What you will do:
Pull out every line with the word "primary" from the entries below.

Material for this exercise:

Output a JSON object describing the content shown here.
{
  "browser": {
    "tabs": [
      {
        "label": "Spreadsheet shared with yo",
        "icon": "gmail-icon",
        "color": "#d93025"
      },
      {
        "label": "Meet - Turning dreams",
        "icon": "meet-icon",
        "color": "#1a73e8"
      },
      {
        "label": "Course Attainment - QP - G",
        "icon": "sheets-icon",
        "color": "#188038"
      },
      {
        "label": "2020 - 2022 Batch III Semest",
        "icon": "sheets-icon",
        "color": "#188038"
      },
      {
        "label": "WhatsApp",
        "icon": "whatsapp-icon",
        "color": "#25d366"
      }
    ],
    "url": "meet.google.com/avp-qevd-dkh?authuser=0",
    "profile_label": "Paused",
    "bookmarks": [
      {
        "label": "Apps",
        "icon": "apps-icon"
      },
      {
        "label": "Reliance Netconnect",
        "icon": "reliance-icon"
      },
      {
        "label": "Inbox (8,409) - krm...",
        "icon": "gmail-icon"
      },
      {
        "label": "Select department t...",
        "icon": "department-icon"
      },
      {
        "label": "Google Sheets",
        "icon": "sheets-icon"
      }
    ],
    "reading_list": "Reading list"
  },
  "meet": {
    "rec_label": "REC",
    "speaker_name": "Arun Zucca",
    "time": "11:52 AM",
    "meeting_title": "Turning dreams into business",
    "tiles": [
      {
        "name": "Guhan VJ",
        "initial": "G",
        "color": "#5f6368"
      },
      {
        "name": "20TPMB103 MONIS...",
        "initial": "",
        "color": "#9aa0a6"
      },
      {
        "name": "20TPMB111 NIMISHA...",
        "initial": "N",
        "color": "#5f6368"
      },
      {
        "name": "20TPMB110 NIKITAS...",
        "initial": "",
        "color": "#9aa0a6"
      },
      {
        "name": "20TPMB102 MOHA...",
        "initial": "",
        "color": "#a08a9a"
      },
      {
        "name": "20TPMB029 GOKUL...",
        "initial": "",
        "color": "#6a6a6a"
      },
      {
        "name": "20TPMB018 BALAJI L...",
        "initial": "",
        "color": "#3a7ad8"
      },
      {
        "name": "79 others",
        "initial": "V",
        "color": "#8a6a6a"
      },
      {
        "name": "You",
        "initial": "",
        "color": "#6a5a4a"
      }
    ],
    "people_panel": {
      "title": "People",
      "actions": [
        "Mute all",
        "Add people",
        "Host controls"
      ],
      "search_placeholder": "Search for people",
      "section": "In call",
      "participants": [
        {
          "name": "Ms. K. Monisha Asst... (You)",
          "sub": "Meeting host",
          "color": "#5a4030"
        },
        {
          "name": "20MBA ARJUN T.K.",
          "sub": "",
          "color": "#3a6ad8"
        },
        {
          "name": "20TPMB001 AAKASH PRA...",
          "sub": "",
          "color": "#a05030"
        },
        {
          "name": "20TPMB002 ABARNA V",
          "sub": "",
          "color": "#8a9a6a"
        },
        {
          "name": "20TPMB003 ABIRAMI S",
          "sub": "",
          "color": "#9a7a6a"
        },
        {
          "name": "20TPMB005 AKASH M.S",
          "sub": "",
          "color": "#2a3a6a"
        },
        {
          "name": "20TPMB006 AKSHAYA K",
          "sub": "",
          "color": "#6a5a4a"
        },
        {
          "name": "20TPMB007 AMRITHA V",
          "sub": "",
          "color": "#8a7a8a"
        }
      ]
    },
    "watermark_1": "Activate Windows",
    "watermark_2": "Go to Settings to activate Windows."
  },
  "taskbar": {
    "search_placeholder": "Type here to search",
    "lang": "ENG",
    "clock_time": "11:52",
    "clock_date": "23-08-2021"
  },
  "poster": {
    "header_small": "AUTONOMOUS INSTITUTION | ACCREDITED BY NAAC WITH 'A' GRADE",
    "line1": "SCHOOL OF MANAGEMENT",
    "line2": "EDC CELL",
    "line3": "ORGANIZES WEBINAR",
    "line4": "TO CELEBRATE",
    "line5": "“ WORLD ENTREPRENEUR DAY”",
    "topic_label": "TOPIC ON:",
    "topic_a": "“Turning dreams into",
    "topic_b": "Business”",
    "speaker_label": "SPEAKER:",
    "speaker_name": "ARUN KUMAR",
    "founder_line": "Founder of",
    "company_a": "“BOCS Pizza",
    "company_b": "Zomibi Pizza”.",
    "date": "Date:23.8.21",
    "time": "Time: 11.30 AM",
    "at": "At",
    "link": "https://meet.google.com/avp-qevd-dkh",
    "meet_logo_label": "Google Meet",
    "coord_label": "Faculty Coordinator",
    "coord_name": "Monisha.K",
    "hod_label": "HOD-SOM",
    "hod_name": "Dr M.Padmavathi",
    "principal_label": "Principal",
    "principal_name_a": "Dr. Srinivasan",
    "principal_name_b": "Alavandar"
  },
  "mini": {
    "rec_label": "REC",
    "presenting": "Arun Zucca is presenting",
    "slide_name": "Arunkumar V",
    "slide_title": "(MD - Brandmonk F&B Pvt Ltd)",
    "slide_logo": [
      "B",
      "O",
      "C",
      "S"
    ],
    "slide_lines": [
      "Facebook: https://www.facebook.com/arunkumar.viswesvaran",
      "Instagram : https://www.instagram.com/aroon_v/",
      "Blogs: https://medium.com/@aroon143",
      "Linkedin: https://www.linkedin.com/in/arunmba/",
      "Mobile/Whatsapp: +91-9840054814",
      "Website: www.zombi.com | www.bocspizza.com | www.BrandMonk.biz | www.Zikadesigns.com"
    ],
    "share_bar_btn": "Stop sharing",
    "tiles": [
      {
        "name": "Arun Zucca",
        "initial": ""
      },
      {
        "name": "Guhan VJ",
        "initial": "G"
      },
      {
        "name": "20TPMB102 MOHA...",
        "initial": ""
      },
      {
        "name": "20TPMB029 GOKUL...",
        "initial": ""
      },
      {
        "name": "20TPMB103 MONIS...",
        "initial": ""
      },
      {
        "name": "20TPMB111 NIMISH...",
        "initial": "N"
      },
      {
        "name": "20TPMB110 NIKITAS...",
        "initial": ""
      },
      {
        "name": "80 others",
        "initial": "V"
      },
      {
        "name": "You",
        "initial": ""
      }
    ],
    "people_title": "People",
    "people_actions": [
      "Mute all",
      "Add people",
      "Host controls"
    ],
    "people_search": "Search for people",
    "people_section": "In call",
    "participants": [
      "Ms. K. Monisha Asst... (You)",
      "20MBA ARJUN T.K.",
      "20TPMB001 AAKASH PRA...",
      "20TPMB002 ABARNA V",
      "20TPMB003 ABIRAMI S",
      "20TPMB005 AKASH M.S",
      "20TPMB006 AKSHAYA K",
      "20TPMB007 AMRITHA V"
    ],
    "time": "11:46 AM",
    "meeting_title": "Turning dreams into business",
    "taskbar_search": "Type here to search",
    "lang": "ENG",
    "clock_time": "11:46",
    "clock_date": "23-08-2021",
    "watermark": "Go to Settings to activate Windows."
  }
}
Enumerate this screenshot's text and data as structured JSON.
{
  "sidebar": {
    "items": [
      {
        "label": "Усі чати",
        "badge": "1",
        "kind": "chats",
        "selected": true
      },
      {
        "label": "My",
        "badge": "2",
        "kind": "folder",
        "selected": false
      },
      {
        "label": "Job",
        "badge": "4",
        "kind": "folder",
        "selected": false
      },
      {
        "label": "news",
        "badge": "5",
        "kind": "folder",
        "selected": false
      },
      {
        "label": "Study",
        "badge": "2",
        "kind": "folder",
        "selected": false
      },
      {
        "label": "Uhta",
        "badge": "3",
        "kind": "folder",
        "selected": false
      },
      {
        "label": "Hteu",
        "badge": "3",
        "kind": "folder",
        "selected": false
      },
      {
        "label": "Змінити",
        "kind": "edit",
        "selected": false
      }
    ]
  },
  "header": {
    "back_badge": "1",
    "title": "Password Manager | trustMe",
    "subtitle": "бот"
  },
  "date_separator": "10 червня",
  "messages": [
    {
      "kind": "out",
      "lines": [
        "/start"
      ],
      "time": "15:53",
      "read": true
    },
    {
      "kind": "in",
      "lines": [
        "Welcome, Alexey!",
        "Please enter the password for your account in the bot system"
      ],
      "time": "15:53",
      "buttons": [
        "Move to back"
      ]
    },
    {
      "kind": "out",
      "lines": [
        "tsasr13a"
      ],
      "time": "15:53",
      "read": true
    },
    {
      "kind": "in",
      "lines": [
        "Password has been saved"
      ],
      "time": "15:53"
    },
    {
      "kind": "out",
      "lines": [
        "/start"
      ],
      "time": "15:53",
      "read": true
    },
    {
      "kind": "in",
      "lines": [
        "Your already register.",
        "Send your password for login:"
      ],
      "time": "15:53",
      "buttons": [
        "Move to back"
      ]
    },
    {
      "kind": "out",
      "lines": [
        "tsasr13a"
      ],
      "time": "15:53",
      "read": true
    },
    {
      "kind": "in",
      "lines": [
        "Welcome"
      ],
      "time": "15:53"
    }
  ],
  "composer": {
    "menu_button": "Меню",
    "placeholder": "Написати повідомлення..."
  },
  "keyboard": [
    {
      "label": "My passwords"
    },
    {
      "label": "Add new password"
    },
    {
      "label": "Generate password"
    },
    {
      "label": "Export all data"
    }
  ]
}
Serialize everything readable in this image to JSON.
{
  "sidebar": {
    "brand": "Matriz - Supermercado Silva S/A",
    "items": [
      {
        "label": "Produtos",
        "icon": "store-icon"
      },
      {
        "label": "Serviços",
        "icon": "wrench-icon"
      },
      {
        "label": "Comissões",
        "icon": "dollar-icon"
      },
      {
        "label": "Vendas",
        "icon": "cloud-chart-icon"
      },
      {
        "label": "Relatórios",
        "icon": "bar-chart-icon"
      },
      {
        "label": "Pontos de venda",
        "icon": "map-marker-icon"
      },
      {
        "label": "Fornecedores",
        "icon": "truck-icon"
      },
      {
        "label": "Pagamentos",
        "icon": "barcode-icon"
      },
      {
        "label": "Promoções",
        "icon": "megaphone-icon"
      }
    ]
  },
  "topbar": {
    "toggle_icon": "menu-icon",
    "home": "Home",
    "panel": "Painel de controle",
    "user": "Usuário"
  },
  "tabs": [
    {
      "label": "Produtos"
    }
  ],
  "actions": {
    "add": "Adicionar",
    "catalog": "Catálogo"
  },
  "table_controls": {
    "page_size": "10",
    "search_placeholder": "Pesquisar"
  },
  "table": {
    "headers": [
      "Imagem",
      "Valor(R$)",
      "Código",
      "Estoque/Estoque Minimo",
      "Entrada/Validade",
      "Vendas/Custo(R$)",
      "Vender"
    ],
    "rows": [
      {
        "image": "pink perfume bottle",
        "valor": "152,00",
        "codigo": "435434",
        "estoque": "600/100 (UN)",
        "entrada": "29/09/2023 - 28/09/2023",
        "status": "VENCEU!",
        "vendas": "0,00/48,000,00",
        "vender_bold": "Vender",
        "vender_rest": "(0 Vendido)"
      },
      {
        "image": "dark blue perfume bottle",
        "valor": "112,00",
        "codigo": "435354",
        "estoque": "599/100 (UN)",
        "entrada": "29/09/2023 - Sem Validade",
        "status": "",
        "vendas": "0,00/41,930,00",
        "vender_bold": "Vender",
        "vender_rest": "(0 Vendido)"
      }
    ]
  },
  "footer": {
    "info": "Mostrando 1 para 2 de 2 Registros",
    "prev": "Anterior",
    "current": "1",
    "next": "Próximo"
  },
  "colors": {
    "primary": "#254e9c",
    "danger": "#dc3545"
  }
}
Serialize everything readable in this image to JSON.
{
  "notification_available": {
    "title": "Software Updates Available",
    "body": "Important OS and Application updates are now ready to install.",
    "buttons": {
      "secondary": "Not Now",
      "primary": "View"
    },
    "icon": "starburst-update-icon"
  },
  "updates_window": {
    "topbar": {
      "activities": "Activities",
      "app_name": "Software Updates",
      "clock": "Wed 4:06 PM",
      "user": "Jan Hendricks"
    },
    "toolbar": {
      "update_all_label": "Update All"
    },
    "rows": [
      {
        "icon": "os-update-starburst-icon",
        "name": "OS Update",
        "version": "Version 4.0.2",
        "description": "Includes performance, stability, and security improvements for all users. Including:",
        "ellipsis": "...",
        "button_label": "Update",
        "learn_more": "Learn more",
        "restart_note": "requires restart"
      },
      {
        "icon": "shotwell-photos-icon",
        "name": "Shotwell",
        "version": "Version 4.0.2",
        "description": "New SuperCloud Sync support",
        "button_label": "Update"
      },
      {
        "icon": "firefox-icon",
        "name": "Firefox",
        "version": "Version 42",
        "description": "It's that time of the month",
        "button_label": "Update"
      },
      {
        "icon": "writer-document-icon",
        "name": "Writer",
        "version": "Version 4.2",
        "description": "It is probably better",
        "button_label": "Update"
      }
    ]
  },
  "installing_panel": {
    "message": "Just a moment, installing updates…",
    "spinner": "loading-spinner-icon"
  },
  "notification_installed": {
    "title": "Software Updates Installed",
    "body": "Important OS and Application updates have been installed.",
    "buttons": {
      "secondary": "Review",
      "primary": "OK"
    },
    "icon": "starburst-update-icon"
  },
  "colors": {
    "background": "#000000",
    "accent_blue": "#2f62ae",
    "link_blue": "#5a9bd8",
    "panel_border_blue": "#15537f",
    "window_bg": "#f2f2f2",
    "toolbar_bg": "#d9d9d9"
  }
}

Solution for this task:
    "primary": "#254e9c",
      "primary": "View"
      "primary": "OK"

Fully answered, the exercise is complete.